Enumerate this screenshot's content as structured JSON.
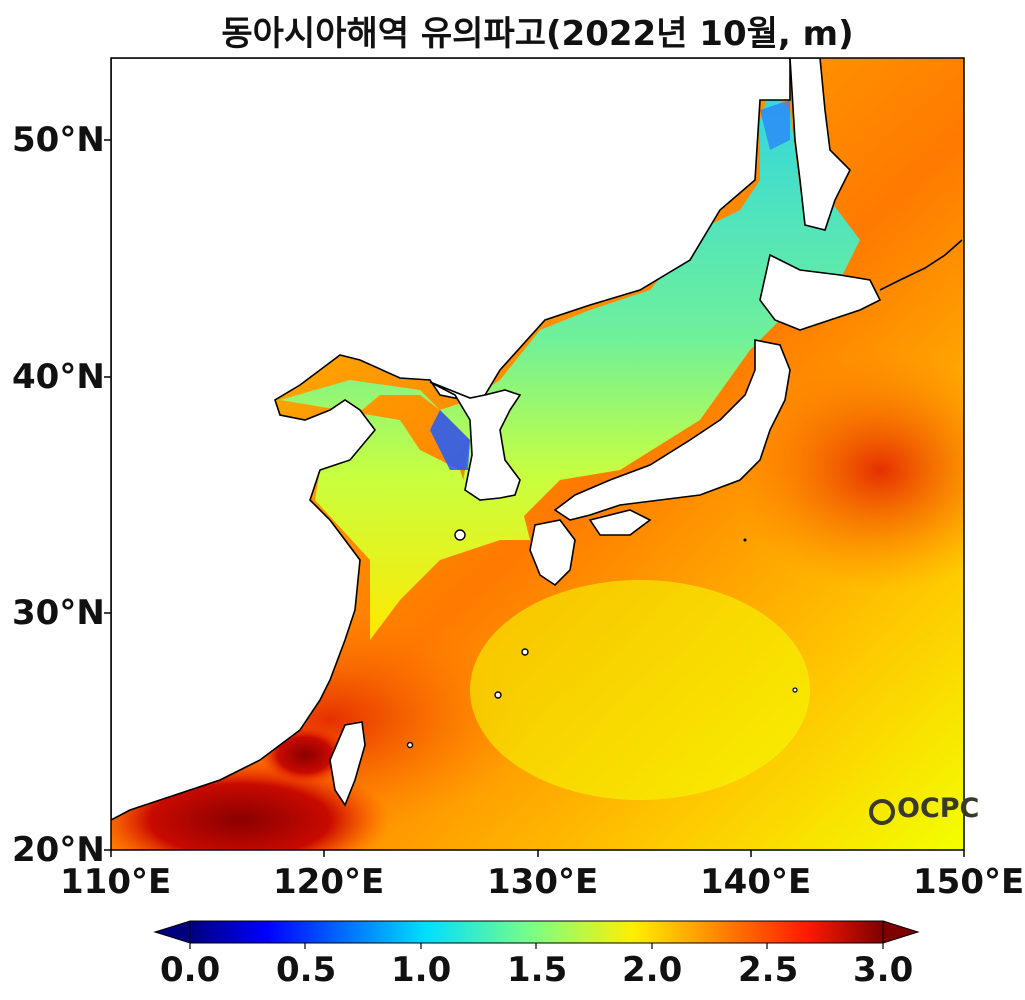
{
  "title": "동아시아해역 유의파고(2022년 10월, m)",
  "logo_text": "OCPC",
  "axes": {
    "lat_ticks": [
      "50°N",
      "40°N",
      "30°N",
      "20°N"
    ],
    "lon_ticks": [
      "110°E",
      "120°E",
      "130°E",
      "140°E",
      "150°E"
    ],
    "lat_range": [
      20,
      53.5
    ],
    "lon_range": [
      110,
      150
    ]
  },
  "colorbar": {
    "ticks": [
      "0.0",
      "0.5",
      "1.0",
      "1.5",
      "2.0",
      "2.5",
      "3.0"
    ],
    "range": [
      0,
      3
    ],
    "colormap": "jet",
    "extend": "both"
  },
  "colors": {
    "land": "#ffffff",
    "coast": "#000000",
    "sea_low": "#1e6cff",
    "sea_mid": "#5ff0b0",
    "sea_high": "#e53000",
    "sea_max": "#8b0000"
  }
}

==================================================

**Instruction:** Transcribe the full listing character for character. Pictures are excluded.

**Solution to this problem:**
Enumerate this screenshot's content as structured JSON.
{
  "title": "동아시아해역 유의파고(2022년 10월, m)",
  "logo_text": "OCPC",
  "axes": {
    "lat_ticks": [
      "50°N",
      "40°N",
      "30°N",
      "20°N"
    ],
    "lon_ticks": [
      "110°E",
      "120°E",
      "130°E",
      "140°E",
      "150°E"
    ],
    "lat_range": [
      20,
      53.5
    ],
    "lon_range": [
      110,
      150
    ]
  },
  "colorbar": {
    "ticks": [
      "0.0",
      "0.5",
      "1.0",
      "1.5",
      "2.0",
      "2.5",
      "3.0"
    ],
    "range": [
      0,
      3
    ],
    "colormap": "jet",
    "extend": "both"
  },
  "colors": {
    "land": "#ffffff",
    "coast": "#000000",
    "sea_low": "#1e6cff",
    "sea_mid": "#5ff0b0",
    "sea_high": "#e53000",
    "sea_max": "#8b0000"
  }
}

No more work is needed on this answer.